#### [SHORT PROBLEM]
In the entries that follow, how many lines contain the word "hälsocentralen"? Answer with the number only.

#### [DATA SHOWN]
▬▬▬

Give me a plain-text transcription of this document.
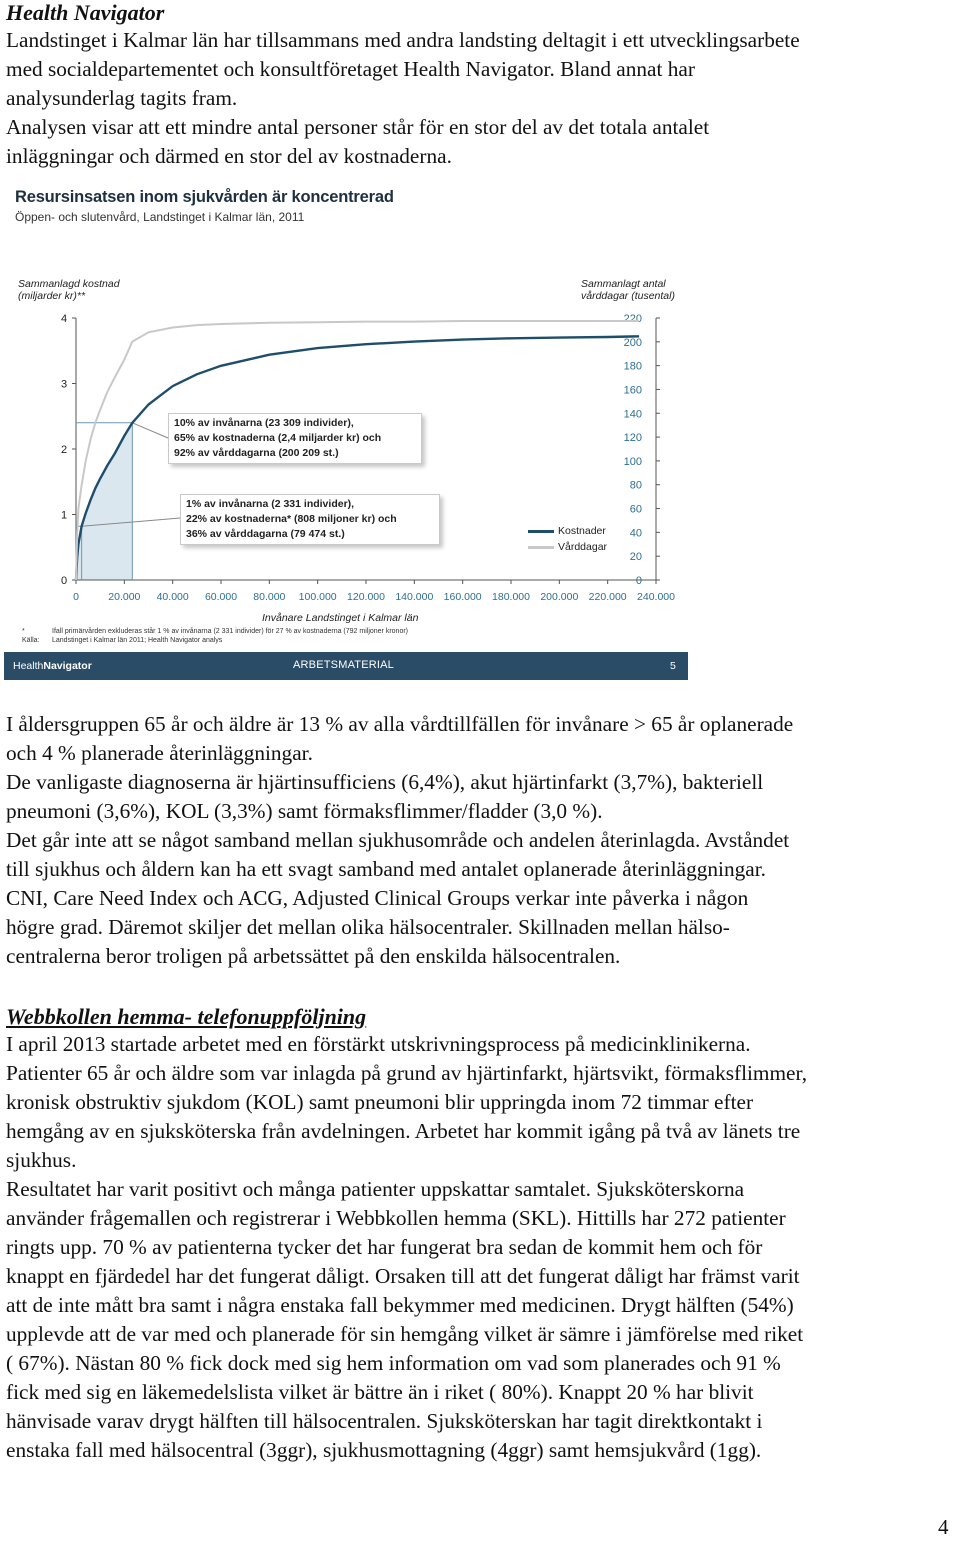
Health Navigator

Landstinget i Kalmar län har tillsammans med andra landsting deltagit i ett utvecklingsarbete
med socialdepartementet och konsultföretaget Health Navigator. Bland annat har
analysunderlag tagits fram.
Analysen visar att ett mindre antal personer står för en stor del av det totala antalet
inläggningar och därmed en stor del av kostnaderna.

0	20.000 40.000 60.000 80.000 100.000 120.000 140.000 160.000 180.000 200.000 220.000 240.000
0
1
2
3
4
0
20
40
60
80
100
120
140
160
180
200
220

Resursinsatsen inom sjukvården är koncentrerad

Öppen- och slutenvård, Landstinget i Kalmar län, 2011

Sammanlagd kostnad
(miljarder kr)**
Sammanlagt antal
vårddagar (tusental)
Invånare Landstinget i Kalmar län
10% av invånarna (23 309 individer),
65% av kostnaderna (2,4 miljarder kr) och
92% av vårddagarna (200 209 st.)
1% av invånarna (2 331 individer),
22% av kostnaderna* (808 miljoner kr) och
36% av vårddagarna (79 474 st.)	Kostnader
Vårddagar
*	Ifall primärvården exkluderas står 1 % av invånarna (2 331 individer) för 27 % av kostnaderna (792 miljoner kronor)
Källa:	Landstinget i Kalmar län 2011; Health Navigator analys
HealthNavigator	ARBETSMATERIAL	5

I åldersgruppen 65 år och äldre är 13 % av alla vårdtillfällen för invånare > 65 år oplanerade
och 4 % planerade återinläggningar.
De vanligaste diagnoserna är hjärtinsufficiens (6,4%), akut hjärtinfarkt (3,7%), bakteriell
pneumoni (3,6%), KOL (3,3%) samt förmaksflimmer/fladder (3,0 %).
Det går inte att se något samband mellan sjukhusområde och andelen återinlagda. Avståndet
till sjukhus och åldern kan ha ett svagt samband med antalet oplanerade återinläggningar.
CNI, Care Need Index och ACG, Adjusted Clinical Groups verkar inte påverka i någon
högre grad. Däremot skiljer det mellan olika hälsocentraler. Skillnaden mellan hälso-
centralerna beror troligen på arbetssättet på den enskilda hälsocentralen.

Webbkollen hemma- telefonuppföljning

I april 2013 startade arbetet med en förstärkt utskrivningsprocess på medicinklinikerna.
Patienter 65 år och äldre som var inlagda på grund av hjärtinfarkt, hjärtsvikt, förmaksflimmer,
kronisk obstruktiv sjukdom (KOL) samt pneumoni blir uppringda inom 72 timmar efter
hemgång av en sjuksköterska från avdelningen. Arbetet har kommit igång på två av länets tre
sjukhus.
Resultatet har varit positivt och många patienter uppskattar samtalet. Sjuksköterskorna
använder frågemallen och registrerar i Webbkollen hemma (SKL). Hittills har 272 patienter
ringts upp. 70 % av patienterna tycker det har fungerat bra sedan de kommit hem och för
knappt en fjärdedel har det fungerat dåligt. Orsaken till att det fungerat dåligt har främst varit
att de inte mått bra samt i några enstaka fall bekymmer med medicinen. Drygt hälften (54%)
upplevde att de var med och planerade för sin hemgång vilket är sämre i jämförelse med riket
( 67%). Nästan 80 % fick dock med sig hem information om vad som planerades och 91 %
fick med sig en läkemedelslista vilket är bättre än i riket ( 80%). Knappt 20 % har blivit
hänvisade varav drygt hälften till hälsocentralen. Sjuksköterskan har tagit direktkontakt i
enstaka fall med hälsocentral (3ggr), sjukhusmottagning (4ggr) samt hemsjukvård (1gg).

4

▬▬▬

#### [FINISHED ANSWER]
2